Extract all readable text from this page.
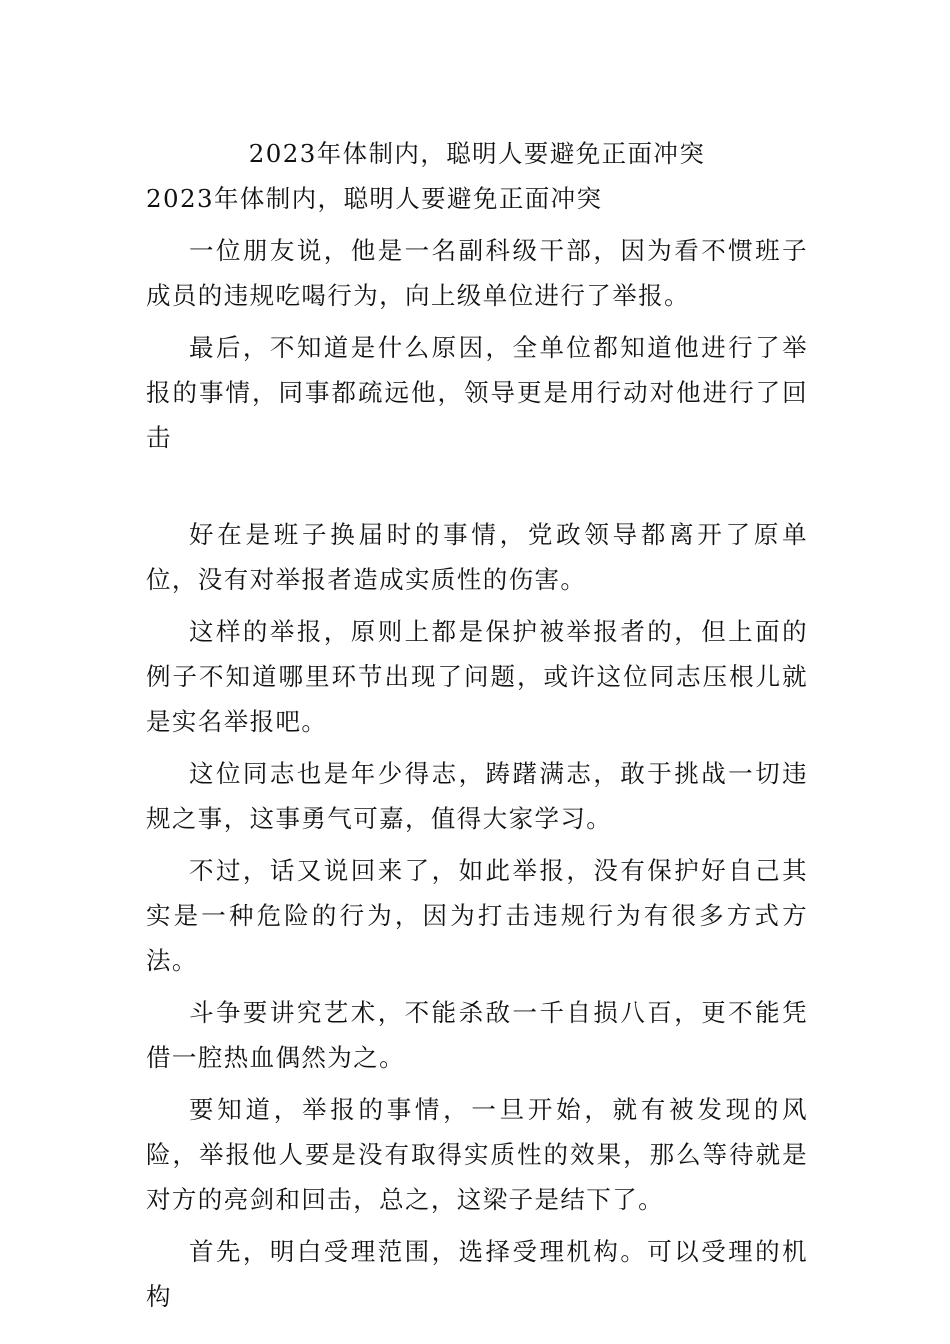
2023年体制内，聪明人要避免正面冲突
2023年体制内，聪明人要避免正面冲突

一位朋友说，他是一名副科级干部，因为看不惯班子成员的违规吃喝行为，向上级单位进行了举报。

最后，不知道是什么原因，全单位都知道他进行了举报的事情，同事都疏远他，领导更是用行动对他进行了回击

好在是班子换届时的事情，党政领导都离开了原单位，没有对举报者造成实质性的伤害。

这样的举报，原则上都是保护被举报者的，但上面的例子不知道哪里环节出现了问题，或许这位同志压根儿就是实名举报吧。

这位同志也是年少得志，踌躇满志，敢于挑战一切违规之事，这事勇气可嘉，值得大家学习。

不过，话又说回来了，如此举报，没有保护好自己其实是一种危险的行为，因为打击违规行为有很多方式方法。

斗争要讲究艺术，不能杀敌一千自损八百，更不能凭借一腔热血偶然为之。

要知道，举报的事情，一旦开始，就有被发现的风险，举报他人要是没有取得实质性的效果，那么等待就是对方的亮剑和回击，总之，这梁子是结下了。

首先，明白受理范围，选择受理机构。可以受理的机构
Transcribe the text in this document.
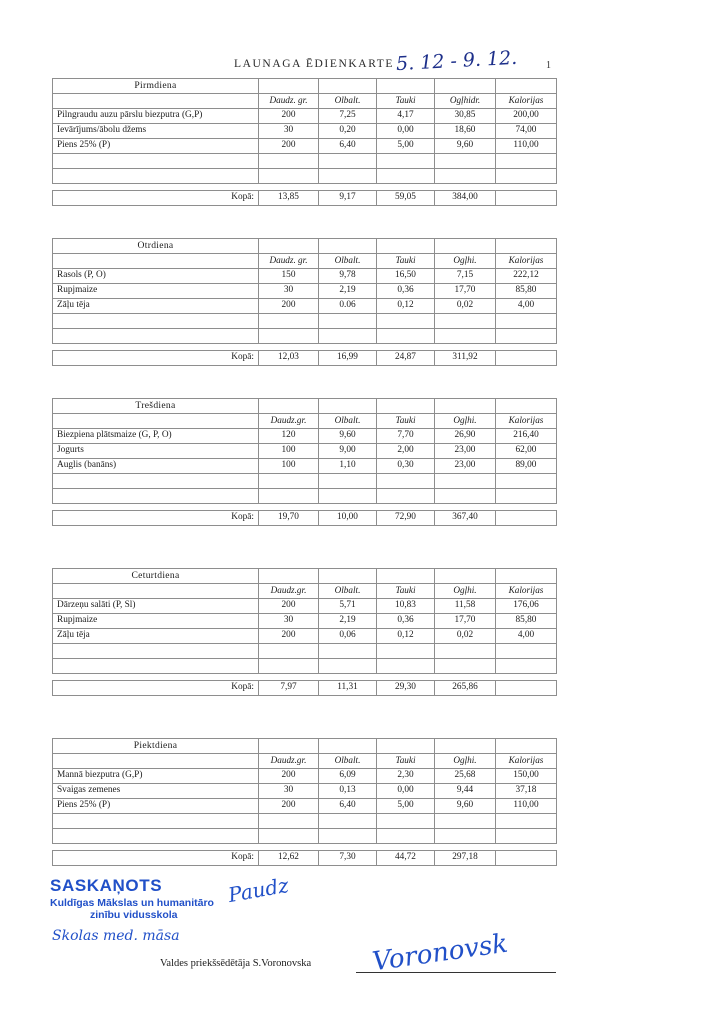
LAUNAGA ĒDIENKARTE 5. 12 - 9. 12.	1
Pirmdiena					
	Daudz. gr.	Olbalt.	Tauki	Ogļhidr.	Kalorijas
Pilngraudu auzu pārslu biezputra (G,P)	200	7,25	4,17	30,85	200,00
Ievārījums/ābolu džems	30	0,20	0,00	18,60	74,00
Piens 25% (P)	200	6,40	5,00	9,60	110,00

Kopā:	13,85	9,17	59,05	384,00	
Otrdiena					
	Daudz. gr.	Olbalt.	Tauki	Ogļhi.	Kalorijas
Rasols (P, O)	150	9,78	16,50	7,15	222,12
Rupjmaize	30	2,19	0,36	17,70	85,80
Zāļu tēja	200	0.06	0,12	0,02	4,00

Kopā:	12,03	16,99	24,87	311,92	
Trešdiena					
	Daudz.gr.	Olbalt.	Tauki	Ogļhi.	Kalorijas
Biezpiena plātsmaize (G, P, O)	120	9,60	7,70	26,90	216,40
Jogurts	100	9,00	2,00	23,00	62,00
Auglis (banāns)	100	1,10	0,30	23,00	89,00

Kopā:	19,70	10,00	72,90	367,40	
Ceturtdiena					
	Daudz.gr.	Olbalt.	Tauki	Ogļhi.	Kalorijas
Dārzeņu salāti (P, Sl)	200	5,71	10,83	11,58	176,06
Rupjmaize	30	2,19	0,36	17,70	85,80
Zāļu tēja	200	0,06	0,12	0,02	4,00

Kopā:	7,97	11,31	29,30	265,86	
Piektdiena					
	Daudz.gr.	Olbalt.	Tauki	Ogļhi.	Kalorijas
Mannā biezputra (G,P)	200	6,09	2,30	25,68	150,00
Svaigas zemenes	30	0,13	0,00	9,44	37,18
Piens 25% (P)	200	6,40	5,00	9,60	110,00

Kopā:	12,62	7,30	44,72	297,18	
SASKAŅOTS
Kuldīgas Mākslas un humanitāro
zinību vidusskola
Skolas med. māsa
Paudz
Valdes priekšsēdētāja S.Voronovska	Voronovsk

### Job
Every line above should be repeated exactly; pictures stay out of the copy.

### The answer
Extract all readable text from this page.
2023年体制内，聪明人要避免正面冲突
2023年体制内，聪明人要避免正面冲突

一位朋友说，他是一名副科级干部，因为看不惯班子成员的违规吃喝行为，向上级单位进行了举报。

最后，不知道是什么原因，全单位都知道他进行了举报的事情，同事都疏远他，领导更是用行动对他进行了回击

好在是班子换届时的事情，党政领导都离开了原单位，没有对举报者造成实质性的伤害。

这样的举报，原则上都是保护被举报者的，但上面的例子不知道哪里环节出现了问题，或许这位同志压根儿就是实名举报吧。

这位同志也是年少得志，踌躇满志，敢于挑战一切违规之事，这事勇气可嘉，值得大家学习。

不过，话又说回来了，如此举报，没有保护好自己其实是一种危险的行为，因为打击违规行为有很多方式方法。

斗争要讲究艺术，不能杀敌一千自损八百，更不能凭借一腔热血偶然为之。

要知道，举报的事情，一旦开始，就有被发现的风险，举报他人要是没有取得实质性的效果，那么等待就是对方的亮剑和回击，总之，这梁子是结下了。

首先，明白受理范围，选择受理机构。可以受理的机构
Transcribe the text in this document.
LAUNAGA ĒDIENKARTE 5. 12 - 9. 12.	1
Pirmdiena					
	Daudz. gr.	Olbalt.	Tauki	Ogļhidr.	Kalorijas
Pilngraudu auzu pārslu biezputra (G,P)	200	7,25	4,17	30,85	200,00
Ievārījums/ābolu džems	30	0,20	0,00	18,60	74,00
Piens 25% (P)	200	6,40	5,00	9,60	110,00

Kopā:	13,85	9,17	59,05	384,00	
Otrdiena					
	Daudz. gr.	Olbalt.	Tauki	Ogļhi.	Kalorijas
Rasols (P, O)	150	9,78	16,50	7,15	222,12
Rupjmaize	30	2,19	0,36	17,70	85,80
Zāļu tēja	200	0.06	0,12	0,02	4,00

Kopā:	12,03	16,99	24,87	311,92	
Trešdiena					
	Daudz.gr.	Olbalt.	Tauki	Ogļhi.	Kalorijas
Biezpiena plātsmaize (G, P, O)	120	9,60	7,70	26,90	216,40
Jogurts	100	9,00	2,00	23,00	62,00
Auglis (banāns)	100	1,10	0,30	23,00	89,00

Kopā:	19,70	10,00	72,90	367,40	
Ceturtdiena					
	Daudz.gr.	Olbalt.	Tauki	Ogļhi.	Kalorijas
Dārzeņu salāti (P, Sl)	200	5,71	10,83	11,58	176,06
Rupjmaize	30	2,19	0,36	17,70	85,80
Zāļu tēja	200	0,06	0,12	0,02	4,00

Kopā:	7,97	11,31	29,30	265,86	
Piektdiena					
	Daudz.gr.	Olbalt.	Tauki	Ogļhi.	Kalorijas
Mannā biezputra (G,P)	200	6,09	2,30	25,68	150,00
Svaigas zemenes	30	0,13	0,00	9,44	37,18
Piens 25% (P)	200	6,40	5,00	9,60	110,00

Kopā:	12,62	7,30	44,72	297,18	
SASKAŅOTS
Kuldīgas Mākslas un humanitāro
zinību vidusskola
Skolas med. māsa
Paudz
Valdes priekšsēdētāja S.Voronovska	Voronovsk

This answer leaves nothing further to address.